| AIM |
Rewrite the lines of every record below as a numbered list, skipping blank lines. Leave the pictures out of your answer.

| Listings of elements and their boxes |
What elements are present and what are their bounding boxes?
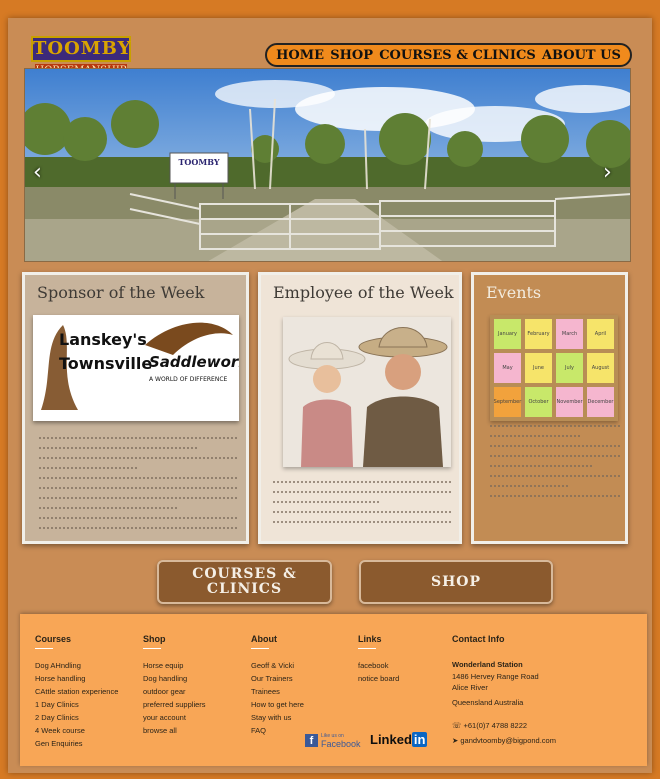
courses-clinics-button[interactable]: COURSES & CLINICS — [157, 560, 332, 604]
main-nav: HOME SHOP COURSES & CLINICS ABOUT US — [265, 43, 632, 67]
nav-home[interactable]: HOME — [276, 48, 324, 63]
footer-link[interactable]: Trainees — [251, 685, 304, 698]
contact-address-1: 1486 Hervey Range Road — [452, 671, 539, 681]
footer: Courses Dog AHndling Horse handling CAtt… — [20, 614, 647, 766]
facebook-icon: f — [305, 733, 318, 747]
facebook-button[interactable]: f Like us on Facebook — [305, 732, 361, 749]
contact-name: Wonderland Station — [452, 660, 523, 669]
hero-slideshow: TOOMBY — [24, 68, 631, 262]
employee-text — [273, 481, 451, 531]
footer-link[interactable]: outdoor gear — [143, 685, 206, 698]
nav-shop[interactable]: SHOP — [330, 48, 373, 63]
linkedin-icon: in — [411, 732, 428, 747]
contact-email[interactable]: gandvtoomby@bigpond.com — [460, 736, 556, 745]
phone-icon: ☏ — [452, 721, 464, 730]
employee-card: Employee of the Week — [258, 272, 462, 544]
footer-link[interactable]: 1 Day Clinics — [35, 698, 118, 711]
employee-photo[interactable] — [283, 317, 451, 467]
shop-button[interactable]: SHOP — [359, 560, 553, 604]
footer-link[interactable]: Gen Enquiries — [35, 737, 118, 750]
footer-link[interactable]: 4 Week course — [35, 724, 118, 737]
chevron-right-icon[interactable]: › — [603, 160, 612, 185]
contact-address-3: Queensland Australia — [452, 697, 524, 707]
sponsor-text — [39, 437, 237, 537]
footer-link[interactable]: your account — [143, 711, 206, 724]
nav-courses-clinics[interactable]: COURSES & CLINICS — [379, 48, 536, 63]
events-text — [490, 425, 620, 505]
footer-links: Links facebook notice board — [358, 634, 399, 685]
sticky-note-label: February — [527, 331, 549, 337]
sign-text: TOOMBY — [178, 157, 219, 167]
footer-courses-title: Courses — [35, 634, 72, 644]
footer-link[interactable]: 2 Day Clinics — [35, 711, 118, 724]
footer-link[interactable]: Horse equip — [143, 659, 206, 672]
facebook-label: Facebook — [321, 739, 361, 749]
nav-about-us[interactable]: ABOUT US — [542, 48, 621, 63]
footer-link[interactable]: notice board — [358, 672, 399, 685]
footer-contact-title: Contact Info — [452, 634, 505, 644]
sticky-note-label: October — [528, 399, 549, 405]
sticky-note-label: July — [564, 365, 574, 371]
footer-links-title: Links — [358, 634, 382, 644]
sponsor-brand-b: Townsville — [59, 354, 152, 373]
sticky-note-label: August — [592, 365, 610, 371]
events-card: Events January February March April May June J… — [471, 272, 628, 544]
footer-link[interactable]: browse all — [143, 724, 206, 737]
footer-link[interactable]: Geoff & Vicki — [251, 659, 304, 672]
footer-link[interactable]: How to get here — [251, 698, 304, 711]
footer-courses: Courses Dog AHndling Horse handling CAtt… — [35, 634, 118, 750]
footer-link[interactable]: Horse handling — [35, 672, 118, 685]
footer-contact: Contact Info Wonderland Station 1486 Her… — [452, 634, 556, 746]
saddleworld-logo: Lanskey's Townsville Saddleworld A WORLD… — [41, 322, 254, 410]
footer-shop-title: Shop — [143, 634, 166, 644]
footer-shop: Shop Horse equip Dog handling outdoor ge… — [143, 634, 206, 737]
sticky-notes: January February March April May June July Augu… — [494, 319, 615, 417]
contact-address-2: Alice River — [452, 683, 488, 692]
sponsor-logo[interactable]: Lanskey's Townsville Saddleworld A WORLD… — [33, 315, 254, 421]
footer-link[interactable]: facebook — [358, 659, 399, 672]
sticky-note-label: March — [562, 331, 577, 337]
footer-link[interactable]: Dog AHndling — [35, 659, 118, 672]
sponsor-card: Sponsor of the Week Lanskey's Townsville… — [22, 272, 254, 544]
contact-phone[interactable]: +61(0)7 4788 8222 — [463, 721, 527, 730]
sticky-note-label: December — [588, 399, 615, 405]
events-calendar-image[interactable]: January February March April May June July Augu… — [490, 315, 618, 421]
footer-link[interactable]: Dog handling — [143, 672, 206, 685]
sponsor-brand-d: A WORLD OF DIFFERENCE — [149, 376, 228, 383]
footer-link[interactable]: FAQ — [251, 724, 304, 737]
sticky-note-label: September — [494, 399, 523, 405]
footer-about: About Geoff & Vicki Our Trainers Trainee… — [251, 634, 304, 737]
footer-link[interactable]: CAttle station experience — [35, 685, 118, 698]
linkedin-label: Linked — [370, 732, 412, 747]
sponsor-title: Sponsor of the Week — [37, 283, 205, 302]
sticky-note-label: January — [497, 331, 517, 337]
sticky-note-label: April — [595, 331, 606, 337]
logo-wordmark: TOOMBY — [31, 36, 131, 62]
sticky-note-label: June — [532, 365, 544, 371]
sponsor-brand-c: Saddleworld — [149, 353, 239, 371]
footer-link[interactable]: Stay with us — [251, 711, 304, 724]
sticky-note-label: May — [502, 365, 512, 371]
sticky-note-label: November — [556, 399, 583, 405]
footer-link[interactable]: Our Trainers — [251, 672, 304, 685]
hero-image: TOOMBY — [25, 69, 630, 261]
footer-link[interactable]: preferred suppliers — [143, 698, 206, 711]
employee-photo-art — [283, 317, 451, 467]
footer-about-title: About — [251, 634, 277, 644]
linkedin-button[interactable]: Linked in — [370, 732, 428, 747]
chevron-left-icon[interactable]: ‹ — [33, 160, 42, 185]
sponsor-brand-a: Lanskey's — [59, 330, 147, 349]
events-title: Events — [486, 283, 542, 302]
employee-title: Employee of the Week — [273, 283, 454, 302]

| THE ANSWER |
1. What elements are present and what are their bounding boxes?
2. courses-clinics-button[interactable]: COURSES & CLINICS — [157, 560, 332, 604]
3. main-nav: HOME SHOP COURSES & CLINICS ABOUT US — [265, 43, 632, 67]
4. nav-home[interactable]: HOME — [276, 48, 324, 63]
5. footer-link[interactable]: Trainees — [251, 685, 304, 698]
6. contact-address-1: 1486 Hervey Range Road — [452, 671, 539, 681]
7. footer: Courses Dog AHndling Horse handling CAtt… — [20, 614, 647, 766]
8. facebook-icon: f — [305, 733, 318, 747]
9. facebook-button[interactable]: f Like us on Facebook — [305, 732, 361, 749]
10. contact-name: Wonderland Station — [452, 660, 523, 669]
11. hero-slideshow: TOOMBY — [24, 68, 631, 262]
12. employee-text — [273, 481, 451, 531]
13. footer-link[interactable]: outdoor gear — [143, 685, 206, 698]
14. nav-shop[interactable]: SHOP — [330, 48, 373, 63]
15. linkedin-icon: in — [411, 732, 428, 747]
16. contact-email[interactable]: gandvtoomby@bigpond.com — [460, 736, 556, 745]
17. phone-icon: ☏ — [452, 721, 464, 730]
18. employee-card: Employee of the Week — [258, 272, 462, 544]
19. footer-link[interactable]: 1 Day Clinics — [35, 698, 118, 711]
20. employee-photo[interactable] — [283, 317, 451, 467]
21. shop-button[interactable]: SHOP — [359, 560, 553, 604]
22. footer-link[interactable]: Gen Enquiries — [35, 737, 118, 750]
23. footer-link[interactable]: 4 Week course — [35, 724, 118, 737]
24. chevron-right-icon[interactable]: › — [603, 160, 612, 185]
25. contact-address-3: Queensland Australia — [452, 697, 524, 707]
26. sponsor-text — [39, 437, 237, 537]
27. footer-link[interactable]: your account — [143, 711, 206, 724]
28. nav-courses-clinics[interactable]: COURSES & CLINICS — [379, 48, 536, 63]
29. events-text — [490, 425, 620, 505]
30. footer-links: Links facebook notice board — [358, 634, 399, 685]
31. sticky-note-label: February — [527, 331, 549, 337]
32. sign-text: TOOMBY — [178, 157, 219, 167]
33. footer-courses-title: Courses — [35, 634, 72, 644]
34. footer-link[interactable]: 2 Day Clinics — [35, 711, 118, 724]
35. footer-link[interactable]: Horse equip — [143, 659, 206, 672]
36. facebook-label: Facebook — [321, 739, 361, 749]
37. nav-about-us[interactable]: ABOUT US — [542, 48, 621, 63]
38. footer-link[interactable]: notice board — [358, 672, 399, 685]
39. footer-contact-title: Contact Info — [452, 634, 505, 644]
40. sticky-note-label: October — [528, 399, 549, 405]
41. sticky-note-label: July — [564, 365, 574, 371]
42. footer-links-title: Links — [358, 634, 382, 644]
43. sponsor-brand-b: Townsville — [59, 354, 152, 373]
44. sticky-note-label: August — [592, 365, 610, 371]
45. events-card: Events January February March April May June J… — [471, 272, 628, 544]
46. footer-link[interactable]: browse all — [143, 724, 206, 737]
47. footer-link[interactable]: Geoff & Vicki — [251, 659, 304, 672]
48. footer-link[interactable]: How to get here — [251, 698, 304, 711]
49. footer-courses: Courses Dog AHndling Horse handling CAtt… — [35, 634, 118, 750]
50. footer-link[interactable]: Horse handling — [35, 672, 118, 685]
51. footer-contact: Contact Info Wonderland Station 1486 Her… — [452, 634, 556, 746]
52. saddleworld-logo: Lanskey's Townsville Saddleworld A WORLD… — [41, 322, 254, 410]
53. footer-shop-title: Shop — [143, 634, 166, 644]
54. footer-shop: Shop Horse equip Dog handling outdoor ge… — [143, 634, 206, 737]
55. sticky-notes: January February March April May June July Augu… — [494, 319, 615, 417]
56. contact-address-2: Alice River — [452, 683, 488, 692]
57. sponsor-logo[interactable]: Lanskey's Townsville Saddleworld A WORLD… — [33, 315, 254, 421]
58. footer-link[interactable]: facebook — [358, 659, 399, 672]
59. sticky-note-label: March — [562, 331, 577, 337]
60. footer-link[interactable]: Dog AHndling — [35, 659, 118, 672]
61. sponsor-card: Sponsor of the Week Lanskey's Townsville… — [22, 272, 254, 544]
62. contact-phone[interactable]: +61(0)7 4788 8222 — [463, 721, 527, 730]
63. sticky-note-label: December — [588, 399, 615, 405]
64. events-calendar-image[interactable]: January February March April May June July Augu… — [490, 315, 618, 421]
65. footer-link[interactable]: Dog handling — [143, 672, 206, 685]
66. sponsor-brand-d: A WORLD OF DIFFERENCE — [149, 376, 228, 383]
67. footer-link[interactable]: FAQ — [251, 724, 304, 737]
68. sticky-note-label: September — [494, 399, 523, 405]
69. footer-about: About Geoff & Vicki Our Trainers Trainee… — [251, 634, 304, 737]
70. footer-link[interactable]: CAttle station experience — [35, 685, 118, 698]
71. linkedin-label: Linked — [370, 732, 412, 747]
72. sponsor-title: Sponsor of the Week — [37, 283, 205, 302]
73. sticky-note-label: January — [497, 331, 517, 337]
74. sticky-note-label: April — [595, 331, 606, 337]
75. logo-wordmark: TOOMBY — [31, 36, 131, 62]
76. sticky-note-label: June — [532, 365, 544, 371]
77. sponsor-brand-c: Saddleworld — [149, 353, 239, 371]
78. footer-link[interactable]: Stay with us — [251, 711, 304, 724]
79. sticky-note-label: May — [502, 365, 512, 371]
80. sticky-note-label: November — [556, 399, 583, 405]
81. footer-link[interactable]: Our Trainers — [251, 672, 304, 685]
82. hero-image: TOOMBY — [25, 69, 630, 261]
83. footer-link[interactable]: preferred suppliers — [143, 698, 206, 711]
84. employee-photo-art — [283, 317, 451, 467]
85. footer-about-title: About — [251, 634, 277, 644]
86. linkedin-button[interactable]: Linked in — [370, 732, 428, 747]
87. chevron-left-icon[interactable]: ‹ — [33, 160, 42, 185]
88. sponsor-brand-a: Lanskey's — [59, 330, 147, 349]
89. events-title: Events — [486, 283, 542, 302]
90. employee-title: Employee of the Week — [273, 283, 454, 302]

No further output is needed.